Where the data below has the string "kind", return the whole line.

-=-=-=-=-

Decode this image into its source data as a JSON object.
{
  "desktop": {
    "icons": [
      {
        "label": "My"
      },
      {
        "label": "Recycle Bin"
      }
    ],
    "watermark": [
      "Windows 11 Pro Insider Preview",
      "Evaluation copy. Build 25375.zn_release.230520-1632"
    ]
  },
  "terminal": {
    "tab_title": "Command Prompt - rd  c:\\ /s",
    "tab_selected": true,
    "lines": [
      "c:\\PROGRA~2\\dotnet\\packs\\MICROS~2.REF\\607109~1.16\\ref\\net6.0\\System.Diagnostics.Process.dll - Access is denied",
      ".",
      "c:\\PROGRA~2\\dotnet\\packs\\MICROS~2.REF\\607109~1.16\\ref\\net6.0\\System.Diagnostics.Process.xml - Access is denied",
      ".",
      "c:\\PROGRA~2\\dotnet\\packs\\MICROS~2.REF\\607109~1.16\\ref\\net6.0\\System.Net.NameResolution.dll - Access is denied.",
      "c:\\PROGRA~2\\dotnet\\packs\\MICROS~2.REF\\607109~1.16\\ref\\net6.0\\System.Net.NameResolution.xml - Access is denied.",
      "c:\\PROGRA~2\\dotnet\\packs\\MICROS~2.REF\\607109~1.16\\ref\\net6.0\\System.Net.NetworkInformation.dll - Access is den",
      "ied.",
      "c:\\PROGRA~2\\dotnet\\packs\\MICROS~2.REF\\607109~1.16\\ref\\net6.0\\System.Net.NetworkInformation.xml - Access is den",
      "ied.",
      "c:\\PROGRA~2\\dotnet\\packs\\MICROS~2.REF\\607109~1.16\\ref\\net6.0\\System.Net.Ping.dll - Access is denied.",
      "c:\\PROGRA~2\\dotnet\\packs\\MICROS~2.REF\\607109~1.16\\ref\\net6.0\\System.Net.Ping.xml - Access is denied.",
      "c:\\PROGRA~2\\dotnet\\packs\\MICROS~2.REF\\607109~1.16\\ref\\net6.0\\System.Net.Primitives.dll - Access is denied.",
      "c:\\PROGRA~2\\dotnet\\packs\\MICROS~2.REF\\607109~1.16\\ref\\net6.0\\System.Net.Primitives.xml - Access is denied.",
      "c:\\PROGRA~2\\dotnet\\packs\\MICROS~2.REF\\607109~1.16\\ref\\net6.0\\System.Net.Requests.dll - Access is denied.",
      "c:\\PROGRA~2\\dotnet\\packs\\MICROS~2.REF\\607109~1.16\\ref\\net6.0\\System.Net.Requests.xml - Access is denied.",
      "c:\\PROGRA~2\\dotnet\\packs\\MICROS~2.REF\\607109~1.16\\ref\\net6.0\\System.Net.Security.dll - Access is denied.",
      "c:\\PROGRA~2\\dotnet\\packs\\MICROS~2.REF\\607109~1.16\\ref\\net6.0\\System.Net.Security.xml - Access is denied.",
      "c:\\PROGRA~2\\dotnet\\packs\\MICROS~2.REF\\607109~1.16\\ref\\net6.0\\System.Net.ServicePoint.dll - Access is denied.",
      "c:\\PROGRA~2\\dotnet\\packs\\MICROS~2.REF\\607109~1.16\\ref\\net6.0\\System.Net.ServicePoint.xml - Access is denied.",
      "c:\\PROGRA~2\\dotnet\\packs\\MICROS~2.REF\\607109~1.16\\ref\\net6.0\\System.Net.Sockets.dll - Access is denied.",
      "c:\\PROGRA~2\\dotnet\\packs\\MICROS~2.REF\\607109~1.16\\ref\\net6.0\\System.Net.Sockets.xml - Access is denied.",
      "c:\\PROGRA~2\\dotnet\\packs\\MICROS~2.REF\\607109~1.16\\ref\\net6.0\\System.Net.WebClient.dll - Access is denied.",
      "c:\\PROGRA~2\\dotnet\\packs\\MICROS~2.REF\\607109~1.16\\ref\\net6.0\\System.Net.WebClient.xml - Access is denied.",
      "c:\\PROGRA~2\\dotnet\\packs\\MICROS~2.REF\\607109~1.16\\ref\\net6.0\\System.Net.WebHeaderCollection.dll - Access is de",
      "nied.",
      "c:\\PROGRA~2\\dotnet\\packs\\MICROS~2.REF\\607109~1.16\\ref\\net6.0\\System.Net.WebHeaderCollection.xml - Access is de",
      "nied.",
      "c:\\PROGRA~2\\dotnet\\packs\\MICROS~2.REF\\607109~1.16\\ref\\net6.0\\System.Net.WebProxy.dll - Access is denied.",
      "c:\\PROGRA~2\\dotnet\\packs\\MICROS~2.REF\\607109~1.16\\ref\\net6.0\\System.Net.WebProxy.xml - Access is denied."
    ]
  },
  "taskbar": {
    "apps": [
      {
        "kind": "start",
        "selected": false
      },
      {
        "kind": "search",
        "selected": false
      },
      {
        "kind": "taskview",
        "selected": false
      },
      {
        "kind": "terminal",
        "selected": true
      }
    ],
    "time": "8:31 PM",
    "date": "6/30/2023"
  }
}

-=-=-=-=-

### Solution to this exercise
        "kind": "start",
        "kind": "search",
        "kind": "taskview",
        "kind": "terminal",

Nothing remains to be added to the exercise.